** start of INFORMATION SUPPLIED **

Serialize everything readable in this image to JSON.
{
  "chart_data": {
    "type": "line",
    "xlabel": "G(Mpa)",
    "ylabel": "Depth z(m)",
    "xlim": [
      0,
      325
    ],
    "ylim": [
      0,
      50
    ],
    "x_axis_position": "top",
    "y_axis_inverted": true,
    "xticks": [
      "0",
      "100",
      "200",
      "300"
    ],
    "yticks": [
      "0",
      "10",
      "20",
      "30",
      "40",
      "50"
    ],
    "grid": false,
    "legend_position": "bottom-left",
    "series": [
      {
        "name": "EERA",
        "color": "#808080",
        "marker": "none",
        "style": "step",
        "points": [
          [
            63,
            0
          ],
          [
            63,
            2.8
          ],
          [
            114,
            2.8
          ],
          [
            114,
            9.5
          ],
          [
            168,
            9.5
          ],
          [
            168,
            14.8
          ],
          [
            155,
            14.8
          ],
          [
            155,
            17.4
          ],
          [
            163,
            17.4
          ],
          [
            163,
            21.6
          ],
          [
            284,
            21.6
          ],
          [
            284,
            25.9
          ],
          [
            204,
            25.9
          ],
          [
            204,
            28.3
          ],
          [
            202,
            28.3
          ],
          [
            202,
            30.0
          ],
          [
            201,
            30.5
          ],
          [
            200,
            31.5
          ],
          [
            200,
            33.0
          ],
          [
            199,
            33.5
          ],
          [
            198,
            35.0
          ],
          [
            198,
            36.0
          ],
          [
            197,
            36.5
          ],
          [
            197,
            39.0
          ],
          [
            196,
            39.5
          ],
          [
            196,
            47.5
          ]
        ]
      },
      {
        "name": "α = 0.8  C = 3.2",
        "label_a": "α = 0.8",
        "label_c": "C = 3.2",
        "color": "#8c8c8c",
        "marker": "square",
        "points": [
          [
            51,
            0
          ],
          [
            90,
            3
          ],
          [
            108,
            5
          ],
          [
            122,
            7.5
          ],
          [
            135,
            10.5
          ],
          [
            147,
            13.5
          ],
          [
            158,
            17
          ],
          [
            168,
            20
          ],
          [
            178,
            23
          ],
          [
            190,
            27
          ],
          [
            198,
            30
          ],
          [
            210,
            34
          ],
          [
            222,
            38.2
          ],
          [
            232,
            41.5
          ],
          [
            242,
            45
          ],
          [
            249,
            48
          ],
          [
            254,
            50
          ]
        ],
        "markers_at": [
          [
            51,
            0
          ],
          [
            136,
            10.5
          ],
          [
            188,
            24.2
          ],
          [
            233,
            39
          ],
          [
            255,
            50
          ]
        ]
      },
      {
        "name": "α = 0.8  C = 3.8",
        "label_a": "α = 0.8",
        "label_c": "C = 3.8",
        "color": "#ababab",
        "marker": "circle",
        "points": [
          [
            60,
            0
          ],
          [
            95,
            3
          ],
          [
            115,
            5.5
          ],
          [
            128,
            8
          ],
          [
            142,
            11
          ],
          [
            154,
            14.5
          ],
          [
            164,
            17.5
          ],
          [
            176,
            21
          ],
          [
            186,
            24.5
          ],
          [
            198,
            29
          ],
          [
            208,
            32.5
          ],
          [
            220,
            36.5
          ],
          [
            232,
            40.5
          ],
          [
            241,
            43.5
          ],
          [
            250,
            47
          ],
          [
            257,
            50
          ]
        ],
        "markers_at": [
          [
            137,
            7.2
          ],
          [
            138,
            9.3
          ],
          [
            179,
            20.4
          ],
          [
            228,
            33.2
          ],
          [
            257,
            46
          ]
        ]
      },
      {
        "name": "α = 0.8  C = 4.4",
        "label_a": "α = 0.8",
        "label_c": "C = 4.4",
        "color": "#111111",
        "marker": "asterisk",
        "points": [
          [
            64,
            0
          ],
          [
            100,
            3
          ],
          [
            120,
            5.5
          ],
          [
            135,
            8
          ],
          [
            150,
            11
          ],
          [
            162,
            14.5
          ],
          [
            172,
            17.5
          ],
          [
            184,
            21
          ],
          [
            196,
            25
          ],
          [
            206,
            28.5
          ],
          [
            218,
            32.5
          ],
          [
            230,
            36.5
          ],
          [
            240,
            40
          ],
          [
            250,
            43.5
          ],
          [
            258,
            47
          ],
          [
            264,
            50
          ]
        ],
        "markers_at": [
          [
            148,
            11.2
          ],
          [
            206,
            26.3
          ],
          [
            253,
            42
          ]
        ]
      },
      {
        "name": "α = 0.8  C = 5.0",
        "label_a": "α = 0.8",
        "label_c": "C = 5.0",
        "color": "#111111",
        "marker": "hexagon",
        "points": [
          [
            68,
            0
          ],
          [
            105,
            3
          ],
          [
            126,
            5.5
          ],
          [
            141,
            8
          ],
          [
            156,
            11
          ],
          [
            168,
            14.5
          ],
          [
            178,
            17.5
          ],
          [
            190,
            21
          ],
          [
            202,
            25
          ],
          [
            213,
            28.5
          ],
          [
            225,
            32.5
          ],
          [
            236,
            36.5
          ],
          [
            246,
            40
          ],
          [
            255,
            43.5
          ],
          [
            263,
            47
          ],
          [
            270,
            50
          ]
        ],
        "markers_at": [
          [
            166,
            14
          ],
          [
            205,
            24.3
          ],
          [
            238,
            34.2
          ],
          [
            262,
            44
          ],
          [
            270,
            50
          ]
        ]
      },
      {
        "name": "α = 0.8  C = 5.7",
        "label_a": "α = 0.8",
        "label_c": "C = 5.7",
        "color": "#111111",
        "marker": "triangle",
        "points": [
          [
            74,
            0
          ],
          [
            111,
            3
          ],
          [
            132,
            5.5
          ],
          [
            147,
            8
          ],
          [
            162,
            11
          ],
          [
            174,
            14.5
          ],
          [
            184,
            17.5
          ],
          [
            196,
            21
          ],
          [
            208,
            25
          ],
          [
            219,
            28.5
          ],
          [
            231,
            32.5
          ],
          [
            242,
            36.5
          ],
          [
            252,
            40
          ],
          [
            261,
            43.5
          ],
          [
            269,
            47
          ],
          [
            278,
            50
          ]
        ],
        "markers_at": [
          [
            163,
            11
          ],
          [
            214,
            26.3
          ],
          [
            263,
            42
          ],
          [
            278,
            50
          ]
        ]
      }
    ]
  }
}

** end of INFORMATION SUPPLIED **

> _EXERCISE REQUIREMENTS_: Copy out the full set of records precisely, leaving nothing out.

> _EXPECTED ANSWER_:
Serialize everything readable in this image to JSON.
{
  "chart_data": {
    "type": "line",
    "xlabel": "G(Mpa)",
    "ylabel": "Depth z(m)",
    "xlim": [
      0,
      325
    ],
    "ylim": [
      0,
      50
    ],
    "x_axis_position": "top",
    "y_axis_inverted": true,
    "xticks": [
      "0",
      "100",
      "200",
      "300"
    ],
    "yticks": [
      "0",
      "10",
      "20",
      "30",
      "40",
      "50"
    ],
    "grid": false,
    "legend_position": "bottom-left",
    "series": [
      {
        "name": "EERA",
        "color": "#808080",
        "marker": "none",
        "style": "step",
        "points": [
          [
            63,
            0
          ],
          [
            63,
            2.8
          ],
          [
            114,
            2.8
          ],
          [
            114,
            9.5
          ],
          [
            168,
            9.5
          ],
          [
            168,
            14.8
          ],
          [
            155,
            14.8
          ],
          [
            155,
            17.4
          ],
          [
            163,
            17.4
          ],
          [
            163,
            21.6
          ],
          [
            284,
            21.6
          ],
          [
            284,
            25.9
          ],
          [
            204,
            25.9
          ],
          [
            204,
            28.3
          ],
          [
            202,
            28.3
          ],
          [
            202,
            30.0
          ],
          [
            201,
            30.5
          ],
          [
            200,
            31.5
          ],
          [
            200,
            33.0
          ],
          [
            199,
            33.5
          ],
          [
            198,
            35.0
          ],
          [
            198,
            36.0
          ],
          [
            197,
            36.5
          ],
          [
            197,
            39.0
          ],
          [
            196,
            39.5
          ],
          [
            196,
            47.5
          ]
        ]
      },
      {
        "name": "α = 0.8  C = 3.2",
        "label_a": "α = 0.8",
        "label_c": "C = 3.2",
        "color": "#8c8c8c",
        "marker": "square",
        "points": [
          [
            51,
            0
          ],
          [
            90,
            3
          ],
          [
            108,
            5
          ],
          [
            122,
            7.5
          ],
          [
            135,
            10.5
          ],
          [
            147,
            13.5
          ],
          [
            158,
            17
          ],
          [
            168,
            20
          ],
          [
            178,
            23
          ],
          [
            190,
            27
          ],
          [
            198,
            30
          ],
          [
            210,
            34
          ],
          [
            222,
            38.2
          ],
          [
            232,
            41.5
          ],
          [
            242,
            45
          ],
          [
            249,
            48
          ],
          [
            254,
            50
          ]
        ],
        "markers_at": [
          [
            51,
            0
          ],
          [
            136,
            10.5
          ],
          [
            188,
            24.2
          ],
          [
            233,
            39
          ],
          [
            255,
            50
          ]
        ]
      },
      {
        "name": "α = 0.8  C = 3.8",
        "label_a": "α = 0.8",
        "label_c": "C = 3.8",
        "color": "#ababab",
        "marker": "circle",
        "points": [
          [
            60,
            0
          ],
          [
            95,
            3
          ],
          [
            115,
            5.5
          ],
          [
            128,
            8
          ],
          [
            142,
            11
          ],
          [
            154,
            14.5
          ],
          [
            164,
            17.5
          ],
          [
            176,
            21
          ],
          [
            186,
            24.5
          ],
          [
            198,
            29
          ],
          [
            208,
            32.5
          ],
          [
            220,
            36.5
          ],
          [
            232,
            40.5
          ],
          [
            241,
            43.5
          ],
          [
            250,
            47
          ],
          [
            257,
            50
          ]
        ],
        "markers_at": [
          [
            137,
            7.2
          ],
          [
            138,
            9.3
          ],
          [
            179,
            20.4
          ],
          [
            228,
            33.2
          ],
          [
            257,
            46
          ]
        ]
      },
      {
        "name": "α = 0.8  C = 4.4",
        "label_a": "α = 0.8",
        "label_c": "C = 4.4",
        "color": "#111111",
        "marker": "asterisk",
        "points": [
          [
            64,
            0
          ],
          [
            100,
            3
          ],
          [
            120,
            5.5
          ],
          [
            135,
            8
          ],
          [
            150,
            11
          ],
          [
            162,
            14.5
          ],
          [
            172,
            17.5
          ],
          [
            184,
            21
          ],
          [
            196,
            25
          ],
          [
            206,
            28.5
          ],
          [
            218,
            32.5
          ],
          [
            230,
            36.5
          ],
          [
            240,
            40
          ],
          [
            250,
            43.5
          ],
          [
            258,
            47
          ],
          [
            264,
            50
          ]
        ],
        "markers_at": [
          [
            148,
            11.2
          ],
          [
            206,
            26.3
          ],
          [
            253,
            42
          ]
        ]
      },
      {
        "name": "α = 0.8  C = 5.0",
        "label_a": "α = 0.8",
        "label_c": "C = 5.0",
        "color": "#111111",
        "marker": "hexagon",
        "points": [
          [
            68,
            0
          ],
          [
            105,
            3
          ],
          [
            126,
            5.5
          ],
          [
            141,
            8
          ],
          [
            156,
            11
          ],
          [
            168,
            14.5
          ],
          [
            178,
            17.5
          ],
          [
            190,
            21
          ],
          [
            202,
            25
          ],
          [
            213,
            28.5
          ],
          [
            225,
            32.5
          ],
          [
            236,
            36.5
          ],
          [
            246,
            40
          ],
          [
            255,
            43.5
          ],
          [
            263,
            47
          ],
          [
            270,
            50
          ]
        ],
        "markers_at": [
          [
            166,
            14
          ],
          [
            205,
            24.3
          ],
          [
            238,
            34.2
          ],
          [
            262,
            44
          ],
          [
            270,
            50
          ]
        ]
      },
      {
        "name": "α = 0.8  C = 5.7",
        "label_a": "α = 0.8",
        "label_c": "C = 5.7",
        "color": "#111111",
        "marker": "triangle",
        "points": [
          [
            74,
            0
          ],
          [
            111,
            3
          ],
          [
            132,
            5.5
          ],
          [
            147,
            8
          ],
          [
            162,
            11
          ],
          [
            174,
            14.5
          ],
          [
            184,
            17.5
          ],
          [
            196,
            21
          ],
          [
            208,
            25
          ],
          [
            219,
            28.5
          ],
          [
            231,
            32.5
          ],
          [
            242,
            36.5
          ],
          [
            252,
            40
          ],
          [
            261,
            43.5
          ],
          [
            269,
            47
          ],
          [
            278,
            50
          ]
        ],
        "markers_at": [
          [
            163,
            11
          ],
          [
            214,
            26.3
          ],
          [
            263,
            42
          ],
          [
            278,
            50
          ]
        ]
      }
    ]
  }
}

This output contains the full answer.